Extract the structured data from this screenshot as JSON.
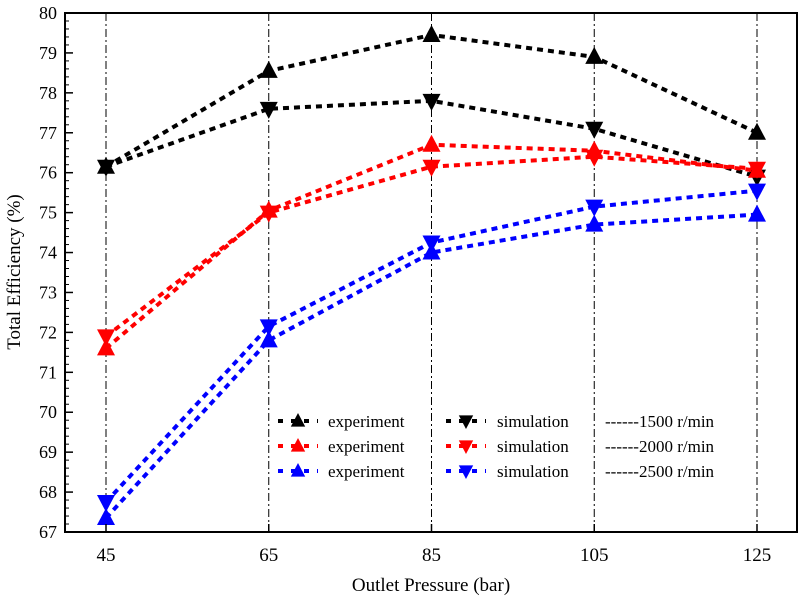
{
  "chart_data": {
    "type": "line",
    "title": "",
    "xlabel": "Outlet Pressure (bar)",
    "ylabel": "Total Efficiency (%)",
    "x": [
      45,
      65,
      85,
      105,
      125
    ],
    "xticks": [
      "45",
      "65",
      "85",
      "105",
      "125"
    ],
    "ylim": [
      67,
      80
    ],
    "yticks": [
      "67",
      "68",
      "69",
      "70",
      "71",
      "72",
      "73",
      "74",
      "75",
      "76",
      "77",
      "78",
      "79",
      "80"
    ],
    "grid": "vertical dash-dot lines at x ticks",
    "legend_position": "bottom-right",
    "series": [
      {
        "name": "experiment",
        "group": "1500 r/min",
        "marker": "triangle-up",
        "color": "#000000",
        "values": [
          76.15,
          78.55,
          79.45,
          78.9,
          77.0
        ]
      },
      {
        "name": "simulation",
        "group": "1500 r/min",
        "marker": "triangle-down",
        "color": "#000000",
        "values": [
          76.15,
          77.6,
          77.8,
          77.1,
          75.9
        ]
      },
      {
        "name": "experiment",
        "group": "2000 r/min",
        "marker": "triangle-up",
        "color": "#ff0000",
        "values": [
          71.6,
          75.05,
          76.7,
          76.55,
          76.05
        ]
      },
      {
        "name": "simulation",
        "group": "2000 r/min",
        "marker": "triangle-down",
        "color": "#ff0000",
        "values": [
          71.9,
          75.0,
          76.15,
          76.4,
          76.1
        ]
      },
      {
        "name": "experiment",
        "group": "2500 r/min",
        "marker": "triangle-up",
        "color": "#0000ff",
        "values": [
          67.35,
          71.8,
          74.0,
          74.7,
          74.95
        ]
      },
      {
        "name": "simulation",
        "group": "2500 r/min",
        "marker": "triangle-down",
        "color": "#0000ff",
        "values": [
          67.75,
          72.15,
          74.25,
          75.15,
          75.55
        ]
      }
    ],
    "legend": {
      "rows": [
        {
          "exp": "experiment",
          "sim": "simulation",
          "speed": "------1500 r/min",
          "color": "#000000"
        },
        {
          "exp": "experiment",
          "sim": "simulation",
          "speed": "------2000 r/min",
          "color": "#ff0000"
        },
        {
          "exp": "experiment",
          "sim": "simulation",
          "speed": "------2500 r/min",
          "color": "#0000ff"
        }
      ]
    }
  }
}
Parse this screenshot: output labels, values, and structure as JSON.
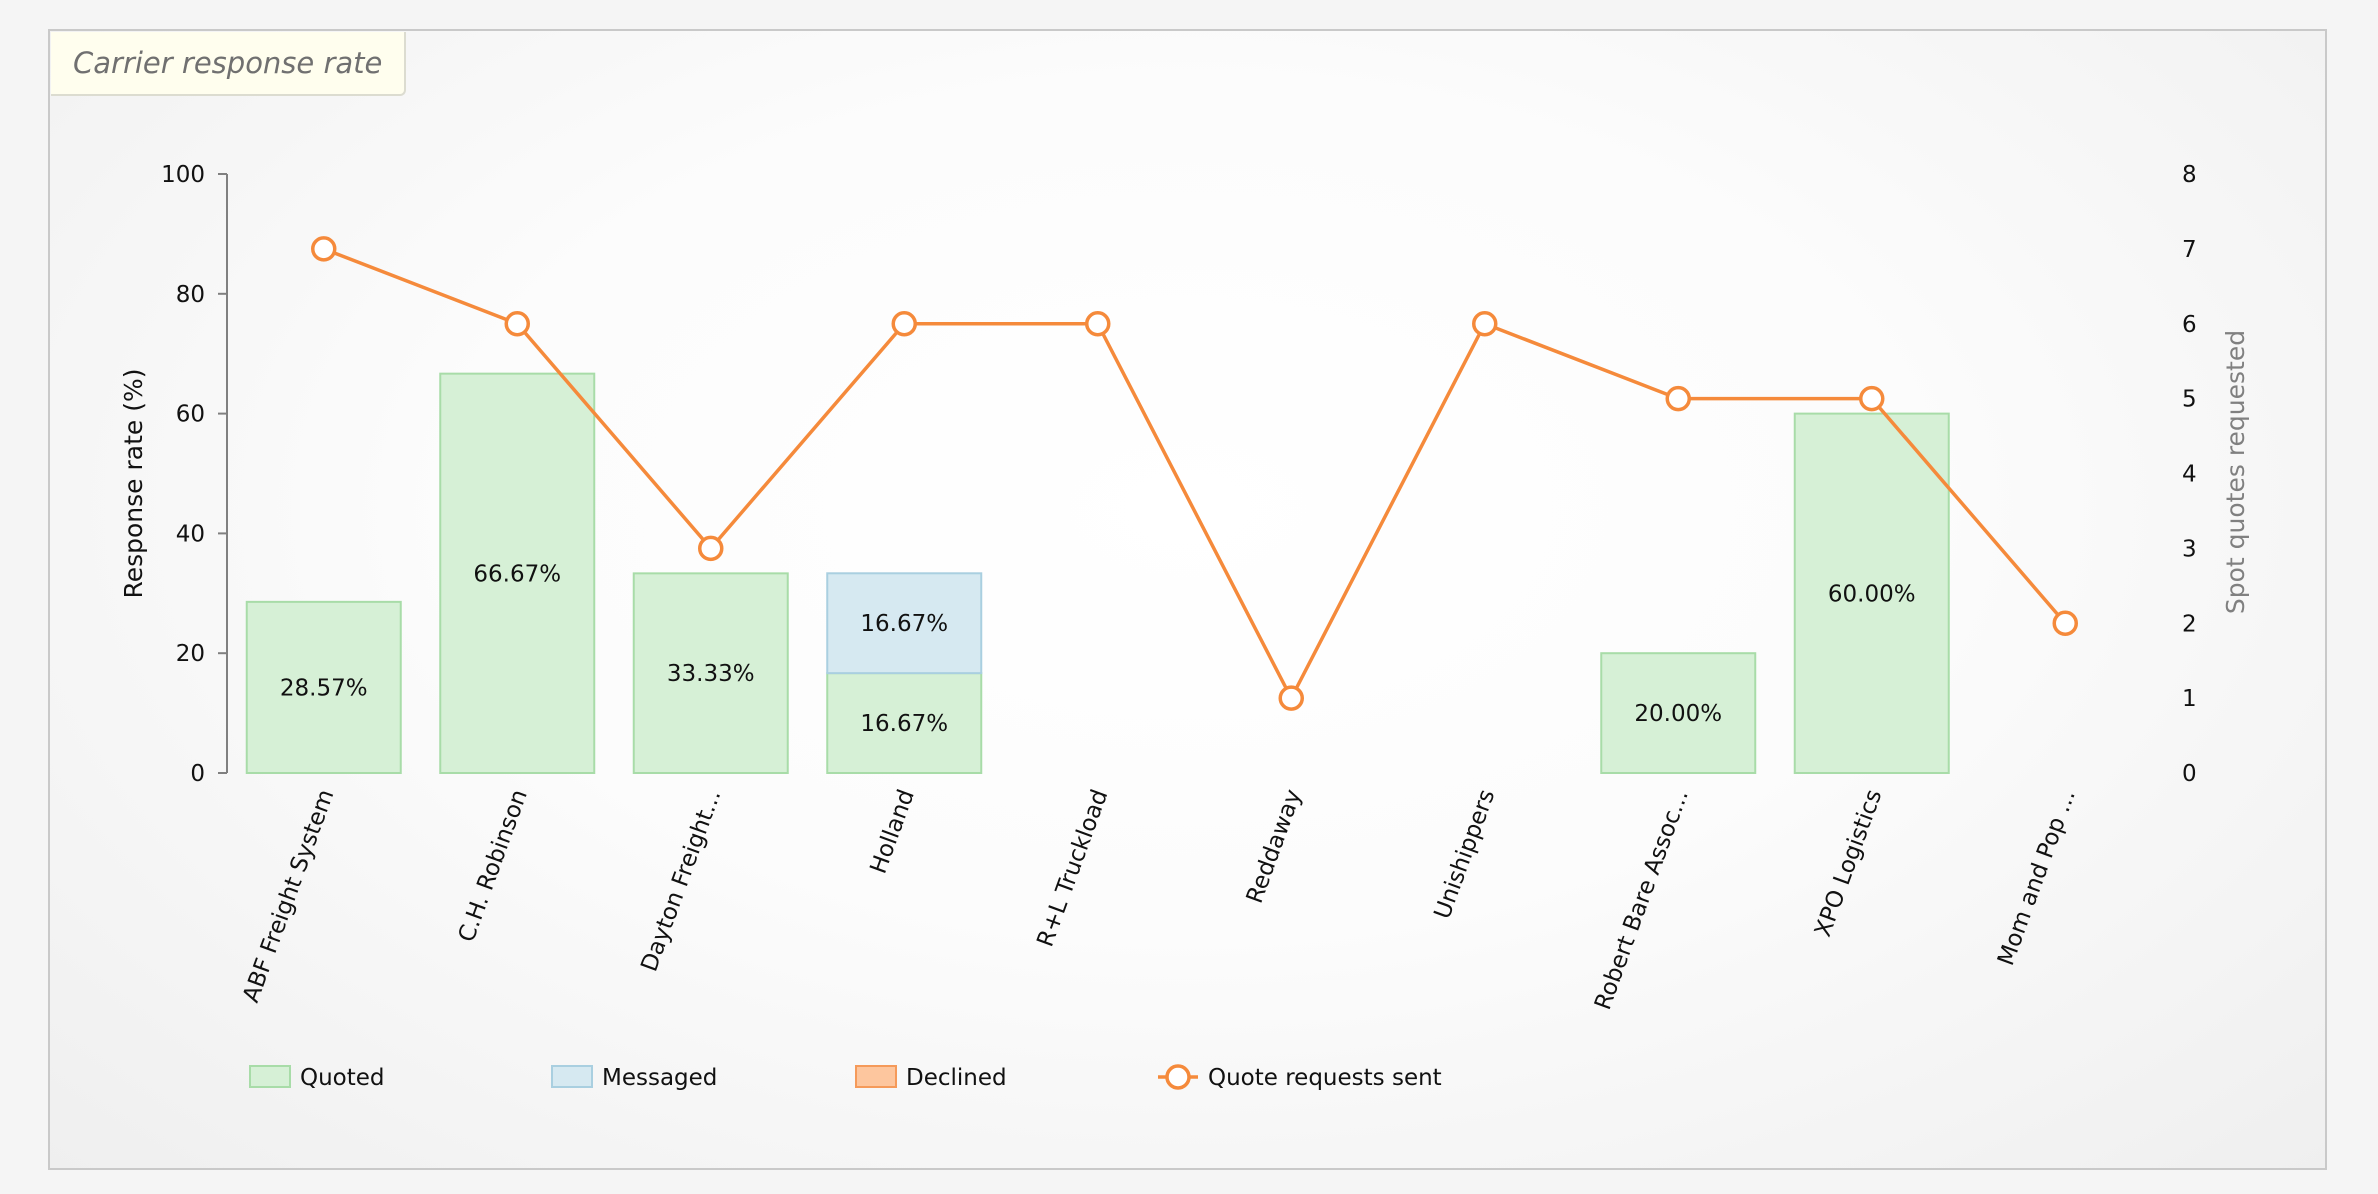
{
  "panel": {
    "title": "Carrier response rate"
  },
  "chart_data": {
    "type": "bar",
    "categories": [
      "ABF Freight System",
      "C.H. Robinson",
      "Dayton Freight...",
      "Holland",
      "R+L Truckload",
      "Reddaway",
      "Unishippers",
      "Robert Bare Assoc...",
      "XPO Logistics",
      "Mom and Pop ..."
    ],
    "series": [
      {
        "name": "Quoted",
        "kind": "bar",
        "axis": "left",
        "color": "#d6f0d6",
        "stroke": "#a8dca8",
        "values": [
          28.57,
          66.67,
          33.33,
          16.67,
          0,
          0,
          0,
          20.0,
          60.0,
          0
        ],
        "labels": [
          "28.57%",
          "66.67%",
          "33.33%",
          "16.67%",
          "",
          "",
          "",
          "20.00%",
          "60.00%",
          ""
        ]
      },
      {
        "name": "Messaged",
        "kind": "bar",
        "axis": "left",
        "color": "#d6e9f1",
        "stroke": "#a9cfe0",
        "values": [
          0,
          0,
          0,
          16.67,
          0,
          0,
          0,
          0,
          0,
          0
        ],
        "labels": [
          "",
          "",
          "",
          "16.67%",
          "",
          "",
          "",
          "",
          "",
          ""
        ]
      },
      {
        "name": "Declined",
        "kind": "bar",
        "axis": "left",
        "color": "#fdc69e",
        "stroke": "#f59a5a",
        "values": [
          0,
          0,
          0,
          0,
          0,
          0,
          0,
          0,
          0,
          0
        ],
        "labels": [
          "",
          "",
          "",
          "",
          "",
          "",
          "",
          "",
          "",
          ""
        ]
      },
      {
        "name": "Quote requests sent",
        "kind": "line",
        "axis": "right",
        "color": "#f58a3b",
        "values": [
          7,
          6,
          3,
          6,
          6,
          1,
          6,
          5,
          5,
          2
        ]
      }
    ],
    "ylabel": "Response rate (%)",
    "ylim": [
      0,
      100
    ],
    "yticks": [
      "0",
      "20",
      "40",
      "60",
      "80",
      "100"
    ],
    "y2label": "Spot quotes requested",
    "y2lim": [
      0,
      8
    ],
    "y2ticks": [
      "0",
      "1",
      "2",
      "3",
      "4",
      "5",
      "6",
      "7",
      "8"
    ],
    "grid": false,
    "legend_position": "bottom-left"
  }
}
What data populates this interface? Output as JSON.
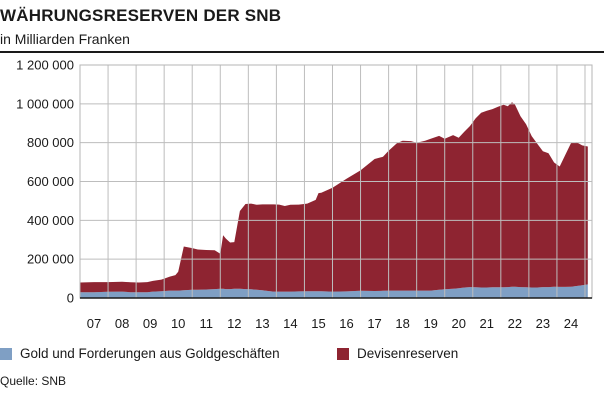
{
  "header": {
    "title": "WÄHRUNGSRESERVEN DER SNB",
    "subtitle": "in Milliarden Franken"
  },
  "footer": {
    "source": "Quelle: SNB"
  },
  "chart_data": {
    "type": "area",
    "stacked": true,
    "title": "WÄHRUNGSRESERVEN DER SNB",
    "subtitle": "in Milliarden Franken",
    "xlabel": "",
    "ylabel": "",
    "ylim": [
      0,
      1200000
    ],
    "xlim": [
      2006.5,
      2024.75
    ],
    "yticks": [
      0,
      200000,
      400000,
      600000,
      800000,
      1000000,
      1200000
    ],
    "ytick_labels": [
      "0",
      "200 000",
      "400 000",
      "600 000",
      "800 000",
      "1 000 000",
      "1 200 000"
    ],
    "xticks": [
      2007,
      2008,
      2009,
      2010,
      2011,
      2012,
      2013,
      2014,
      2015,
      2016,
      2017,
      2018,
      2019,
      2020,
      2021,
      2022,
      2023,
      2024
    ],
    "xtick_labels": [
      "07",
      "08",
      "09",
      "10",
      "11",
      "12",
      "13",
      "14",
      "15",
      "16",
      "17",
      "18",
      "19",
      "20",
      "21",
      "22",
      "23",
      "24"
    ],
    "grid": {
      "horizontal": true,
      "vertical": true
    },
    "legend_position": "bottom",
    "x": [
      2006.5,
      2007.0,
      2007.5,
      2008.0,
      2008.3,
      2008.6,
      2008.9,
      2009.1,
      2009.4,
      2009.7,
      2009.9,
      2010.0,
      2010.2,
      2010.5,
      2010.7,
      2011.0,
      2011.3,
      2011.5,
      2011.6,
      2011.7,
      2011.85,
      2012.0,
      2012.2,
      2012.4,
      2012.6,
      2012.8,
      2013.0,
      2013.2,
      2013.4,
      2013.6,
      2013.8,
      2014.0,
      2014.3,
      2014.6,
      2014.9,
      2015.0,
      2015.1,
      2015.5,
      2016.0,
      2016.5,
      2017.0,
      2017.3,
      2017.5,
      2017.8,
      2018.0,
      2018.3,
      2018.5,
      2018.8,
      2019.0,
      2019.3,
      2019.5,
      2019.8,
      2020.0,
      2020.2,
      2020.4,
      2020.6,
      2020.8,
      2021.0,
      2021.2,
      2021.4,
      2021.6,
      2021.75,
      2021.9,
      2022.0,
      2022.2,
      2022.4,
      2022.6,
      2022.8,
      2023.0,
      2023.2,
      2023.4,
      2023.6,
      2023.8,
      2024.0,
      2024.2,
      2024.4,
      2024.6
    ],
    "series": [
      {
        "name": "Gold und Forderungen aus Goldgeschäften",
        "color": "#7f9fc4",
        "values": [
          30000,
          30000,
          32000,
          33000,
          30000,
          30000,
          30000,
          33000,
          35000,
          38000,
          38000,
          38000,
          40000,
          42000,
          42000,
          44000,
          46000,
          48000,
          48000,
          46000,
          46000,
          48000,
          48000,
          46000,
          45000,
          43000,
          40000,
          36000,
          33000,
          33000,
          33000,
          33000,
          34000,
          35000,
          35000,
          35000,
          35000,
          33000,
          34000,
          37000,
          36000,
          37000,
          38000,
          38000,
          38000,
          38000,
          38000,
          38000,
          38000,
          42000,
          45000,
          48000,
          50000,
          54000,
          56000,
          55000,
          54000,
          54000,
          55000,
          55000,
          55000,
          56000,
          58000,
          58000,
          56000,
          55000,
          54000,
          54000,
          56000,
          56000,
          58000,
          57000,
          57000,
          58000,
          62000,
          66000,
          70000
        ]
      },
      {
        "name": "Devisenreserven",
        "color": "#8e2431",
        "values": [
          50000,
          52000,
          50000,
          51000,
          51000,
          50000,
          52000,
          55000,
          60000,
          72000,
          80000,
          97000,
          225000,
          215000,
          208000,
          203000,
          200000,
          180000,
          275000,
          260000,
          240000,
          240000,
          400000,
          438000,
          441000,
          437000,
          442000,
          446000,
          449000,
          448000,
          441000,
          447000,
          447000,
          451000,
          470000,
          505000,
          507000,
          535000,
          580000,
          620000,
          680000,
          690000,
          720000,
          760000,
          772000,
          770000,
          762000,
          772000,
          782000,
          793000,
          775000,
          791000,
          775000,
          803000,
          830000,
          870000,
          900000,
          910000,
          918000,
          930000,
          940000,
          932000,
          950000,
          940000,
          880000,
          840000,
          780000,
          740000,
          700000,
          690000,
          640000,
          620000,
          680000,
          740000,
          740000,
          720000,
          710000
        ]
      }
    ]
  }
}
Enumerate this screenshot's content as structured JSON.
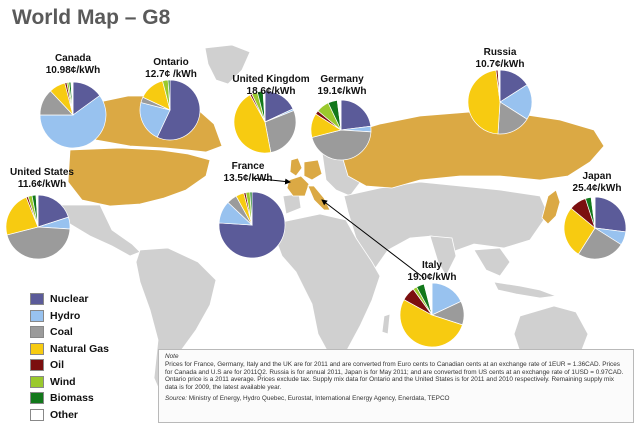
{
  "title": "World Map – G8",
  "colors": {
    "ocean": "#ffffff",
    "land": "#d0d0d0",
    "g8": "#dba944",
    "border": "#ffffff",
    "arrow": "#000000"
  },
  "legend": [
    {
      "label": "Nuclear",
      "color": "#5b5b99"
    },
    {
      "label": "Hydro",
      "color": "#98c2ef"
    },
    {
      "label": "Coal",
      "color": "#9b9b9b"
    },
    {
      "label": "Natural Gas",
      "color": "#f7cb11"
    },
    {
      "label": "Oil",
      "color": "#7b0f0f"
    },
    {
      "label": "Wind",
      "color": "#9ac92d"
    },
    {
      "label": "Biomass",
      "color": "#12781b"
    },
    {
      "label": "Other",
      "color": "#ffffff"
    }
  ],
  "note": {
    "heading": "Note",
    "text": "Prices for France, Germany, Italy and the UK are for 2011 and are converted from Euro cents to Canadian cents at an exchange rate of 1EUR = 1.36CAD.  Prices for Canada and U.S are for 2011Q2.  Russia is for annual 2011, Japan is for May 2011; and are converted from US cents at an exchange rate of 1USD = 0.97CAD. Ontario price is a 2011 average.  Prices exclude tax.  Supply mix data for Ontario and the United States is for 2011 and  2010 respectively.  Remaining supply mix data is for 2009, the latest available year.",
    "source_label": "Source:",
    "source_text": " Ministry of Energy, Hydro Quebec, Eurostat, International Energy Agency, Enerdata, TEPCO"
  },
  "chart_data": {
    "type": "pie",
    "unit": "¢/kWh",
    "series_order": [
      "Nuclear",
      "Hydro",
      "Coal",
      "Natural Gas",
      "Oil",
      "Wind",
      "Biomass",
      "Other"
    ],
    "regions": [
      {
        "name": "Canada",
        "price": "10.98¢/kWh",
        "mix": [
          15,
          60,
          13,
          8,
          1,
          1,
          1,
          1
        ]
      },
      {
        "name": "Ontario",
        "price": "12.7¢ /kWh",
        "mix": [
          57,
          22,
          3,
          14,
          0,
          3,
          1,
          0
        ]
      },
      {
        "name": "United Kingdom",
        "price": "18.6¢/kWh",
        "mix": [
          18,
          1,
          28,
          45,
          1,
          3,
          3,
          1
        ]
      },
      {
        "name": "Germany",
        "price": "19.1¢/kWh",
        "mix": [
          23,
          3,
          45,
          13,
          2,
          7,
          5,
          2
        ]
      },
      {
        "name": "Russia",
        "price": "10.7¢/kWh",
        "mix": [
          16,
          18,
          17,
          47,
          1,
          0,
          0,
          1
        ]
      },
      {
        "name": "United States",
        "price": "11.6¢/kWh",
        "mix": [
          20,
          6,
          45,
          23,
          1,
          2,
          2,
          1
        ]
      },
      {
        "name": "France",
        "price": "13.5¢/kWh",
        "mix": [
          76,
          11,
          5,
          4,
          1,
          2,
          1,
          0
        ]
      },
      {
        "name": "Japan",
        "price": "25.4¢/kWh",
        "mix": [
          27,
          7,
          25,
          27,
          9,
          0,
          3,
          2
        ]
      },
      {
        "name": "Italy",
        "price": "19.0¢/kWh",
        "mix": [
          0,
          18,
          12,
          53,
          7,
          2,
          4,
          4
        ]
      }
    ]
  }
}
════════════════════
■ **WRITTEN REQUEST**: Each line containing the word "speed" counts once; say how many such lines there are, giving only the number.

■ **FINAL RESULT**: 3